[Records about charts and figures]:

───

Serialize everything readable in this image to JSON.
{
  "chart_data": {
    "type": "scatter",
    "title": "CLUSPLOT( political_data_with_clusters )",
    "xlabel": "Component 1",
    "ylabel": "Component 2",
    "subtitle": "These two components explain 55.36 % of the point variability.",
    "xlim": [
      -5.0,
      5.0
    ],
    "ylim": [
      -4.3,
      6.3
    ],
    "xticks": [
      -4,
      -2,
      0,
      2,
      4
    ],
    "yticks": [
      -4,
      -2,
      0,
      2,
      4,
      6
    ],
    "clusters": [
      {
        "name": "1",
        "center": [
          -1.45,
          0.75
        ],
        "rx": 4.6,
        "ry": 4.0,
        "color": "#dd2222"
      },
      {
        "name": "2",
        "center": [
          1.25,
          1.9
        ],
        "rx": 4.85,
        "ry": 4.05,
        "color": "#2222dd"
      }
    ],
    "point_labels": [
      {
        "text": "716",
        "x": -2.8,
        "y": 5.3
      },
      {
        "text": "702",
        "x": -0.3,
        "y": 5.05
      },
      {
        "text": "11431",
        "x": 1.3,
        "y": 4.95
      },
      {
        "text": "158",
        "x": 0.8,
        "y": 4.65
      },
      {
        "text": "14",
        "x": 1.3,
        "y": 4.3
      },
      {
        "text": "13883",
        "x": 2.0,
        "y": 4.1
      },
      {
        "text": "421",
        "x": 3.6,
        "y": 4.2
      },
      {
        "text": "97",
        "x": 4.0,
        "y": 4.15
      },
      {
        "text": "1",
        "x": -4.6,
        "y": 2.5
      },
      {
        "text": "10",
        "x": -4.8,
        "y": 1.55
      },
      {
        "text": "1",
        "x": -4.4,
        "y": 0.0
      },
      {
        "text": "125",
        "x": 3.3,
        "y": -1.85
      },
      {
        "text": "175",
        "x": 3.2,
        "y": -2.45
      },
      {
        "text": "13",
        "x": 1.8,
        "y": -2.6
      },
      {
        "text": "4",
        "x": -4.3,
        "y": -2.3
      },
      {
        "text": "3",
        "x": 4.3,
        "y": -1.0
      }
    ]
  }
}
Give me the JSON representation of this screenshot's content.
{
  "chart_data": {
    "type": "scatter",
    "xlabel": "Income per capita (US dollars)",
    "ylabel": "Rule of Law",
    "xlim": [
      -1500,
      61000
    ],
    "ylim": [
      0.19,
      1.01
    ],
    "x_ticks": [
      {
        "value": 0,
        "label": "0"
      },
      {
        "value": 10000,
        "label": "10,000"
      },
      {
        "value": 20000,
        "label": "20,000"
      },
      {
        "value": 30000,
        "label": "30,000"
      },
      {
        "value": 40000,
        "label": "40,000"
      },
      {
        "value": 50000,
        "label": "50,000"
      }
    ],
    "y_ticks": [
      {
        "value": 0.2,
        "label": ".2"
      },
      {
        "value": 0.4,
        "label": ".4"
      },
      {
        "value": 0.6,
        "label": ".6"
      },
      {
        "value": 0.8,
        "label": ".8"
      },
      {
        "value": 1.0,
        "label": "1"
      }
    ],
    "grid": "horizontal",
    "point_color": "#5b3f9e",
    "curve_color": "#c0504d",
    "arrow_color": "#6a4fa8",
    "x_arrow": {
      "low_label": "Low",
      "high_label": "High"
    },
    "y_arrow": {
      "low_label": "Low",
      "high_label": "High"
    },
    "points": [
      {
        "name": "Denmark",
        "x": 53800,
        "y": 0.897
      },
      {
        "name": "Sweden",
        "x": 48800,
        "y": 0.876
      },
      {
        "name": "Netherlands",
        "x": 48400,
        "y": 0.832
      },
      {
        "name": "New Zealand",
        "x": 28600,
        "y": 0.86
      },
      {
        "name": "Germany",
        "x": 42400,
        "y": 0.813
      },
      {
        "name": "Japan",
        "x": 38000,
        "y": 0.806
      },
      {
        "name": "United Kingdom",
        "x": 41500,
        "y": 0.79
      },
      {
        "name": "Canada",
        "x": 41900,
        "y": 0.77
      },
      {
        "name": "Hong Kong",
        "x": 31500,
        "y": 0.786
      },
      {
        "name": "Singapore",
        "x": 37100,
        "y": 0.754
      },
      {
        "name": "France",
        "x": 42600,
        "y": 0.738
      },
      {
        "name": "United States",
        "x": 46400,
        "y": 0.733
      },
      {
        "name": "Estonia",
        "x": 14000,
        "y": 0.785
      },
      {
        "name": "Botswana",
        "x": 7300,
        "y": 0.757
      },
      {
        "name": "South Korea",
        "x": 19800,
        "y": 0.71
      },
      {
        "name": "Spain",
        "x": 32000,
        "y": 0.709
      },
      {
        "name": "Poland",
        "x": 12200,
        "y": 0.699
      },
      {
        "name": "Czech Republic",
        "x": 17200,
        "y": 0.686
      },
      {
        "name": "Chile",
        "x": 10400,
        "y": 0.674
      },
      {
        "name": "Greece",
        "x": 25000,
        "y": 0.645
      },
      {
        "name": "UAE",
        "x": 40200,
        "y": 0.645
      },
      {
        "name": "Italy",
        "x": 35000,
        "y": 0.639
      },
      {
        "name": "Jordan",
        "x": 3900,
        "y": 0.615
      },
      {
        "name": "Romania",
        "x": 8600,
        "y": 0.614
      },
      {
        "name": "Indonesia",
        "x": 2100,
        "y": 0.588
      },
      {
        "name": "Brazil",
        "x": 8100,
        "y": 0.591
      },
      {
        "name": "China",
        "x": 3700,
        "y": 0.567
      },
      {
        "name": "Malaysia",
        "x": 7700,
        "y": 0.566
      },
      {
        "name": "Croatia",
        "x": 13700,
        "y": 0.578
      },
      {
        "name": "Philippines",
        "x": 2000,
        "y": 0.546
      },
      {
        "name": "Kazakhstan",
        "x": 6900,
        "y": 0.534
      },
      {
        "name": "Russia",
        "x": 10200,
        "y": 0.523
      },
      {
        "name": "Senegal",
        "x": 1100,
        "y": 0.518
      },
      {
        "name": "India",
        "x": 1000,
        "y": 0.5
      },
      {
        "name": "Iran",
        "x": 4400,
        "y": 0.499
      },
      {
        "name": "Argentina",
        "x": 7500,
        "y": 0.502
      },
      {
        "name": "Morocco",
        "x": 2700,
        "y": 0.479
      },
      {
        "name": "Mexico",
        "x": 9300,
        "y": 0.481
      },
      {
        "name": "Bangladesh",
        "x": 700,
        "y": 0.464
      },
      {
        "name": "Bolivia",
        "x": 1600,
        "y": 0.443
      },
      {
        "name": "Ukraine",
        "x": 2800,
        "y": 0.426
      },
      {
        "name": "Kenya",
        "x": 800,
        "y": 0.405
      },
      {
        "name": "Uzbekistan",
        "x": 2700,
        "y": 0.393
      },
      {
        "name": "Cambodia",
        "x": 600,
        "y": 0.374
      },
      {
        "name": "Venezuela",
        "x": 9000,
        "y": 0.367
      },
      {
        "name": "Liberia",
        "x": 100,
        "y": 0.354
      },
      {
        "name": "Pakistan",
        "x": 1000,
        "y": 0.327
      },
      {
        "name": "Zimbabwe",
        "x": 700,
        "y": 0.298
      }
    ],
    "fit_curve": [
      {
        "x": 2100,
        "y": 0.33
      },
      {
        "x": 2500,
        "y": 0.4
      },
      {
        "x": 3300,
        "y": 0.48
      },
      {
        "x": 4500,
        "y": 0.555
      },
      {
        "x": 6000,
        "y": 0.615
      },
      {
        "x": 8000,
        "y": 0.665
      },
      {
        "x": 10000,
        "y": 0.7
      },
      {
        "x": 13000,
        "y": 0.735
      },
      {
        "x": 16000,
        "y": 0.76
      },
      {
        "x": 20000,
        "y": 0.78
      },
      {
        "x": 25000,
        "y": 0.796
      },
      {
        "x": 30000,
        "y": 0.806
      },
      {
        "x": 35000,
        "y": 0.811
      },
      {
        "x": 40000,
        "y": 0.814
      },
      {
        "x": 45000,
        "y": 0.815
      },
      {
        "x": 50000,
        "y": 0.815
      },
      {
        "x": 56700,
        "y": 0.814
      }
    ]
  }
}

───

State how many lines above include the word "JSON", and nothing more.

2